-- Start Provided records --
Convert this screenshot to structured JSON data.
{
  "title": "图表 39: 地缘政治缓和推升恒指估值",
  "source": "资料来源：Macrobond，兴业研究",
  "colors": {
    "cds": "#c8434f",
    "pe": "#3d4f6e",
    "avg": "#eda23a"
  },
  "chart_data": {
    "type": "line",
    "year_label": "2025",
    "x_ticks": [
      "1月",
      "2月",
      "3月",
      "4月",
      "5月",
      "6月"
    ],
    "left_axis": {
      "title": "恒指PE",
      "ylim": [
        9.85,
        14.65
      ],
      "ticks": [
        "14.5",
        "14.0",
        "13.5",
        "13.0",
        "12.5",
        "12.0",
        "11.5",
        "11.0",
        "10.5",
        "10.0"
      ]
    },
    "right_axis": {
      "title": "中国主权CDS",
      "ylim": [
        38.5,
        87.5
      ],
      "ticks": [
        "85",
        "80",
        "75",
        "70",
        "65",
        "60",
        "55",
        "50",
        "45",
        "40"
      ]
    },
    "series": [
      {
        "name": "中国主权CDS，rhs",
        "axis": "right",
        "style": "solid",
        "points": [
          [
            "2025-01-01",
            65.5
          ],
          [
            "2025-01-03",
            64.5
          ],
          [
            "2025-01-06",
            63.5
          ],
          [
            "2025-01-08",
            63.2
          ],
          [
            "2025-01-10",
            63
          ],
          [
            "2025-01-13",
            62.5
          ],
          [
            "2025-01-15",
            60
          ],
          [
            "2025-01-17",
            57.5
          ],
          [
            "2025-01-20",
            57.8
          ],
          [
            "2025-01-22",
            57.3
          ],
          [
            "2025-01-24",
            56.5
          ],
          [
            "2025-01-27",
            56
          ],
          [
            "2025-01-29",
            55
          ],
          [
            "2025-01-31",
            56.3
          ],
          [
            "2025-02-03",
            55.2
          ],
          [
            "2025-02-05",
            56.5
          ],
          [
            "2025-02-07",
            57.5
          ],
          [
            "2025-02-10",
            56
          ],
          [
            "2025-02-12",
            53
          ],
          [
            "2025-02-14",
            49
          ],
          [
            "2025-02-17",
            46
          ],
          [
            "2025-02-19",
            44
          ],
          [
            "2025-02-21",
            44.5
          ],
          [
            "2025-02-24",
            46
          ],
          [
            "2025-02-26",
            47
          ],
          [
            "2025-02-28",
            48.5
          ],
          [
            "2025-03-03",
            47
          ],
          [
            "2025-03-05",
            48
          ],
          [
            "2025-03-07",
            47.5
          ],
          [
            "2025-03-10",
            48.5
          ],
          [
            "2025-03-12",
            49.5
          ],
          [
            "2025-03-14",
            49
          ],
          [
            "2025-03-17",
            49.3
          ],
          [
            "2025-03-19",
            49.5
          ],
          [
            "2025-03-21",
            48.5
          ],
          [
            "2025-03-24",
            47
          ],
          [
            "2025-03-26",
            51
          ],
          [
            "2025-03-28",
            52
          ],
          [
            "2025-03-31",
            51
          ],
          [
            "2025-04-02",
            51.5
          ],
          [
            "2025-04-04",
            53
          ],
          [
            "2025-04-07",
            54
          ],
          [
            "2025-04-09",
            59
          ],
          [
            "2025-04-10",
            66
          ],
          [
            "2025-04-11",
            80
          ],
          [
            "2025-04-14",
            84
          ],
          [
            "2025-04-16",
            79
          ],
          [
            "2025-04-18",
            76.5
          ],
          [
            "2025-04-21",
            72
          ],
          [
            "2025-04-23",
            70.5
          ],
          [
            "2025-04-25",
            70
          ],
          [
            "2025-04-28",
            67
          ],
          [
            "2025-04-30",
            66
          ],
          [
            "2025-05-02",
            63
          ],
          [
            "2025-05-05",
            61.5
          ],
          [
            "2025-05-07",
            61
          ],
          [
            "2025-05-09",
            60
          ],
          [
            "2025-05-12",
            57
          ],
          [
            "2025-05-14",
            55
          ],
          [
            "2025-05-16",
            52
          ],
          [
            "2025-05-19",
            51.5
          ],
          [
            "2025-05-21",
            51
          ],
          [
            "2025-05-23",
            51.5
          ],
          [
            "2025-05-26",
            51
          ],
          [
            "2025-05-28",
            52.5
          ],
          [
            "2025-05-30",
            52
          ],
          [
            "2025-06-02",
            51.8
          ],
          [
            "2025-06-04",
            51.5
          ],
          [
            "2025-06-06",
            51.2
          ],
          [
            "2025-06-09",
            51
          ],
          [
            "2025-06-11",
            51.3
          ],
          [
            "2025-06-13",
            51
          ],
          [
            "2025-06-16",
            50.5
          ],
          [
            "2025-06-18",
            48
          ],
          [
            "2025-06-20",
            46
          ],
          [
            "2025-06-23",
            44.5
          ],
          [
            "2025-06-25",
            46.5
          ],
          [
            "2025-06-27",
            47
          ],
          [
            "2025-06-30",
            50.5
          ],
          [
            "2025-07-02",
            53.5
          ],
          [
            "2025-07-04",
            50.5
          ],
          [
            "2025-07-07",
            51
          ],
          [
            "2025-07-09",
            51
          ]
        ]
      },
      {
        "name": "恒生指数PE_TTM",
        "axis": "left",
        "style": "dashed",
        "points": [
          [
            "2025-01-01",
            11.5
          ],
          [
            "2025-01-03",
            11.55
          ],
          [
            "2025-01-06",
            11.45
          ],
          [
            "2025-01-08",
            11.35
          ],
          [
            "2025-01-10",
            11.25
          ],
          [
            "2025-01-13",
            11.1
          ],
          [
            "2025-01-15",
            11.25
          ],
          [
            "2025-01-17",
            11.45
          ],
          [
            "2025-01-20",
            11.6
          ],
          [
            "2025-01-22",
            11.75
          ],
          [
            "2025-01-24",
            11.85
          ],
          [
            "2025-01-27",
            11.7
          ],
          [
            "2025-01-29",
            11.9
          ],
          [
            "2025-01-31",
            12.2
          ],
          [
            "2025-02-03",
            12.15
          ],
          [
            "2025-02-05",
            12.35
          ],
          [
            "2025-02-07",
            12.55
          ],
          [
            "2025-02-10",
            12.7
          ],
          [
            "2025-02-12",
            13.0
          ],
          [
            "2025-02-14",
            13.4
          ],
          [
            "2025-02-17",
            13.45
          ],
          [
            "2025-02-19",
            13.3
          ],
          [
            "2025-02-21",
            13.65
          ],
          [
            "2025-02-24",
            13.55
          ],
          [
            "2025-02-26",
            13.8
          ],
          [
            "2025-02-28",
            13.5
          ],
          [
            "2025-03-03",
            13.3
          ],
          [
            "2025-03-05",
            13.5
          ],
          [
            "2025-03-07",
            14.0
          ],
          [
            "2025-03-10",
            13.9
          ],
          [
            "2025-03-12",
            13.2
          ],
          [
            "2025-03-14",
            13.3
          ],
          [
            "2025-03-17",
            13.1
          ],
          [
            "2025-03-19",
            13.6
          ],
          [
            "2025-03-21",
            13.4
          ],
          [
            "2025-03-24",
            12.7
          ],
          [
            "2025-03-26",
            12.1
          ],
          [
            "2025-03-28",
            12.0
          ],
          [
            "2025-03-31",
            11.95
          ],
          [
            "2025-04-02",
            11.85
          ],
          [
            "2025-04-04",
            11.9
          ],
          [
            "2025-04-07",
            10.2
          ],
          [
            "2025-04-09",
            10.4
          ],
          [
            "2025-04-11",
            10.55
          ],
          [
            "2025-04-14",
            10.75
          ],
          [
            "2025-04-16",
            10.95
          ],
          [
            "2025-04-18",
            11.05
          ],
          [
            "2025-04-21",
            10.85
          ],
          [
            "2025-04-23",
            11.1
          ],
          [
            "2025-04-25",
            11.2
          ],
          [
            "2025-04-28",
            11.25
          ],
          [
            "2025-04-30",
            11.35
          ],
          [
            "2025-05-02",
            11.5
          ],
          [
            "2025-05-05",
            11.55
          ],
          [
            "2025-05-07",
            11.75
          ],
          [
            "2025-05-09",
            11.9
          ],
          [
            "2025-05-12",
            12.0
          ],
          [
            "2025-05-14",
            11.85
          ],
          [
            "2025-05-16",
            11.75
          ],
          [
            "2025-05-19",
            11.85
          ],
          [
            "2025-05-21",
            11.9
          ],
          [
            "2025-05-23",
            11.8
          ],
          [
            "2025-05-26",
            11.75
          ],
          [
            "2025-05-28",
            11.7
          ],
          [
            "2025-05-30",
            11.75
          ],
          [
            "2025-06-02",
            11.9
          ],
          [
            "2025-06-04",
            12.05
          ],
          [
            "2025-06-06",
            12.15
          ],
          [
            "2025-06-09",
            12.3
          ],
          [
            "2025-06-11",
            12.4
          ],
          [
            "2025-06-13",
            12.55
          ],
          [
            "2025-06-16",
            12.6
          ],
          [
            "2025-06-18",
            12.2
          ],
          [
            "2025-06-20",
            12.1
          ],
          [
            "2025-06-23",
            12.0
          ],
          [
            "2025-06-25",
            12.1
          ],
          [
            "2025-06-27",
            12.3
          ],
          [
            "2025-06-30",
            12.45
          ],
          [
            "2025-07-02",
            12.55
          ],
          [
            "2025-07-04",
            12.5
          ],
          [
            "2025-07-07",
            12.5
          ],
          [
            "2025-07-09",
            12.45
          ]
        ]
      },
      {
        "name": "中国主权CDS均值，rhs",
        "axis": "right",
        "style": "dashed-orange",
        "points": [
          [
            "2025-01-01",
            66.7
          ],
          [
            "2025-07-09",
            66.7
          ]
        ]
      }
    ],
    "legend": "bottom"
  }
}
-- End Provided records --
- What is required: Select the lines that carry the string "name" and copy them.

- Worked solution:
        "name": "中国主权CDS，rhs",
        "name": "恒生指数PE_TTM",
        "name": "中国主权CDS均值，rhs",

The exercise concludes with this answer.